Recorded data |

** BEGIN **

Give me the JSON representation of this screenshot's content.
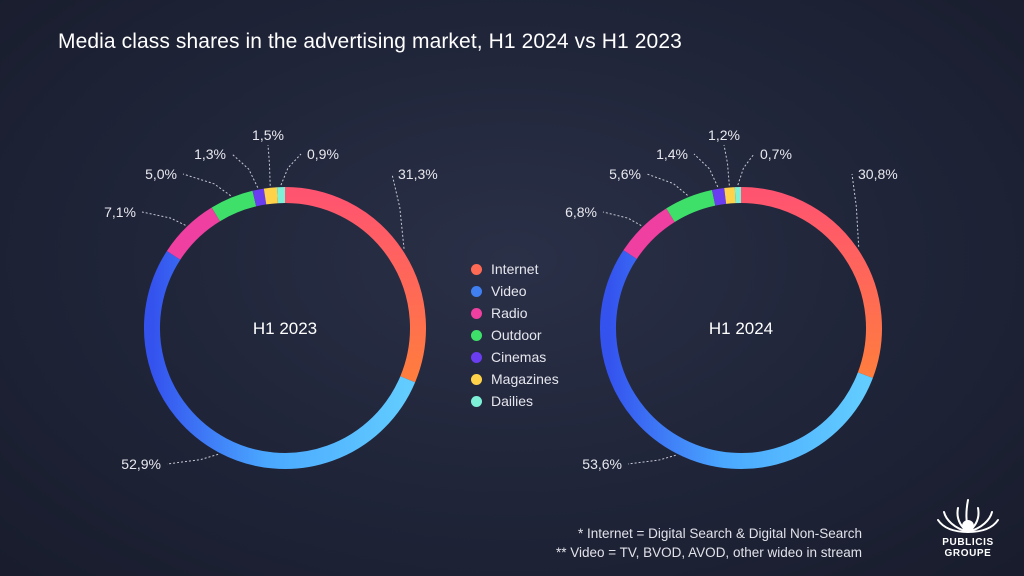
{
  "title": "Media class shares in the advertising market, H1 2024 vs H1 2023",
  "footnotes": [
    "* Internet = Digital Search & Digital Non-Search",
    "** Video = TV, BVOD, AVOD, other wideo in stream"
  ],
  "logo": {
    "line1": "PUBLICIS",
    "line2": "GROUPE",
    "icon": "lion-head-icon"
  },
  "colors": {
    "background": "#1f2438",
    "internet_start": "#ff5a6a",
    "internet_end": "#ff7a45",
    "video_start": "#5ec6ff",
    "video_end": "#3a5cf0",
    "radio": "#ef3fa0",
    "outdoor": "#3ee06a",
    "cinemas": "#6a3df0",
    "magazines": "#ffd24a",
    "dailies": "#7ef0d8"
  },
  "legend": [
    {
      "label": "Internet",
      "color": "#ff6a55"
    },
    {
      "label": "Video",
      "color": "#3f7ff2"
    },
    {
      "label": "Radio",
      "color": "#ef3fa0"
    },
    {
      "label": "Outdoor",
      "color": "#3ee06a"
    },
    {
      "label": "Cinemas",
      "color": "#6a3df0"
    },
    {
      "label": "Magazines",
      "color": "#ffd24a"
    },
    {
      "label": "Dailies",
      "color": "#7ef0d8"
    }
  ],
  "chart_data": [
    {
      "type": "pie",
      "title": "H1 2023",
      "categories": [
        "Internet",
        "Video",
        "Radio",
        "Outdoor",
        "Cinemas",
        "Magazines",
        "Dailies"
      ],
      "values": [
        31.3,
        52.9,
        7.1,
        5.0,
        1.3,
        1.5,
        0.9
      ],
      "value_labels": [
        "31,3%",
        "52,9%",
        "7,1%",
        "5,0%",
        "1,3%",
        "1,5%",
        "0,9%"
      ]
    },
    {
      "type": "pie",
      "title": "H1 2024",
      "categories": [
        "Internet",
        "Video",
        "Radio",
        "Outdoor",
        "Cinemas",
        "Magazines",
        "Dailies"
      ],
      "values": [
        30.8,
        53.6,
        6.8,
        5.6,
        1.4,
        1.2,
        0.7
      ],
      "value_labels": [
        "30,8%",
        "53,6%",
        "6,8%",
        "5,6%",
        "1,4%",
        "1,2%",
        "0,7%"
      ]
    }
  ]
}
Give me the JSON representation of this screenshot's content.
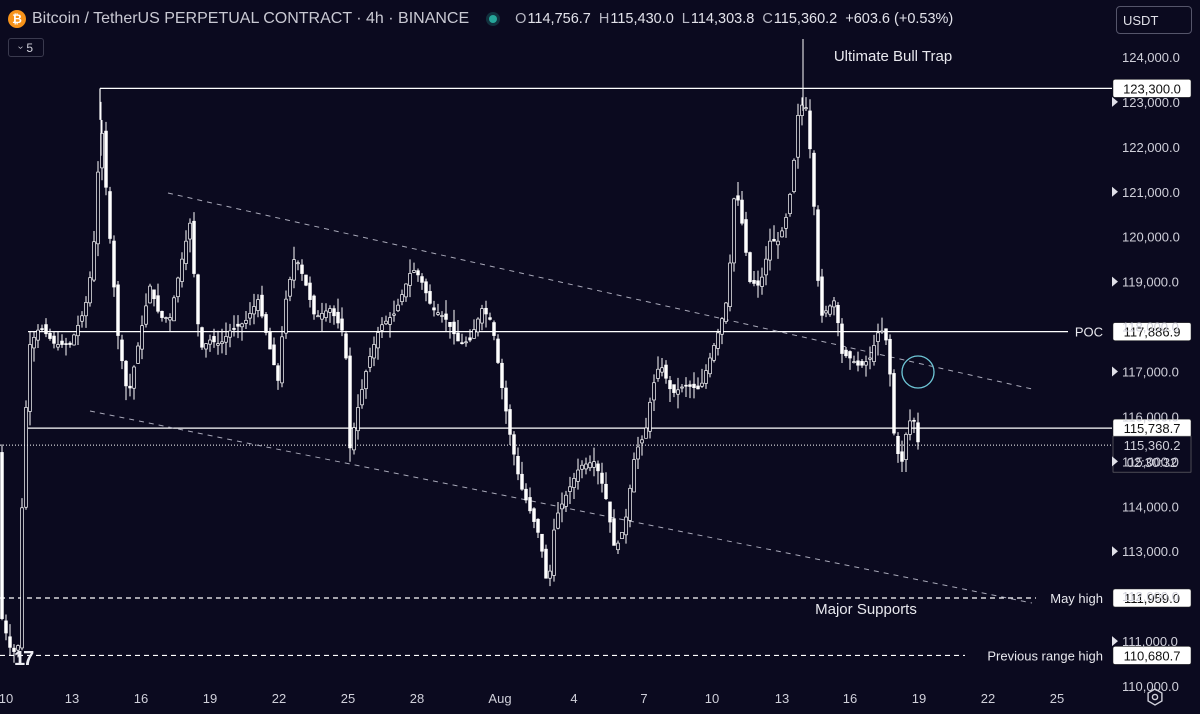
{
  "header": {
    "symbol_icon": "bitcoin-icon",
    "title": "Bitcoin / TetherUS PERPETUAL CONTRACT · 4h · BINANCE",
    "ohlc": {
      "o_label": "O",
      "o": "114,756.7",
      "h_label": "H",
      "h": "115,430.0",
      "l_label": "L",
      "l": "114,303.8",
      "c_label": "C",
      "c": "115,360.2",
      "change": "+603.6 (+0.53%)"
    },
    "currency": "USDT"
  },
  "indicators_toggle": {
    "count": "5",
    "icon": "chevron-down-icon"
  },
  "colors": {
    "background": "#0b0a1f",
    "candles": "#ffffff",
    "live": "#26a69a",
    "circle": "#6ec6d6"
  },
  "chart_data": {
    "type": "candlestick",
    "price_axis": [
      "124,000.0",
      "123,000.0",
      "122,000.0",
      "121,000.0",
      "120,000.0",
      "119,000.0",
      "118,000.0",
      "117,000.0",
      "116,000.0",
      "115,000.0",
      "114,000.0",
      "113,000.0",
      "112,000.0",
      "111,000.0",
      "110,000.0"
    ],
    "date_axis": [
      "10",
      "13",
      "16",
      "19",
      "22",
      "25",
      "28",
      "Aug",
      "4",
      "7",
      "10",
      "13",
      "16",
      "19",
      "22",
      "25"
    ],
    "ylim": [
      109800,
      124600
    ],
    "current_price": "115,360.2",
    "countdown": "02:30:32",
    "levels": [
      {
        "label": "",
        "price": 123300,
        "tag": "123,300.0",
        "style": "solid"
      },
      {
        "label": "POC",
        "price": 117886.9,
        "tag": "117,886.9",
        "style": "solid"
      },
      {
        "label": "",
        "price": 115738.7,
        "tag": "115,738.7",
        "style": "solid"
      },
      {
        "label": "May high",
        "price": 111959.0,
        "tag": "111,959.0",
        "style": "dashed"
      },
      {
        "label": "Previous range high",
        "price": 110680.7,
        "tag": "110,680.7",
        "style": "dashed"
      }
    ],
    "annotations": [
      "Ultimate Bull Trap",
      "Major Supports"
    ]
  }
}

** END **

Given request | Reply with one number only: the count of lines in the entries that contain "title".

Exercise output | 4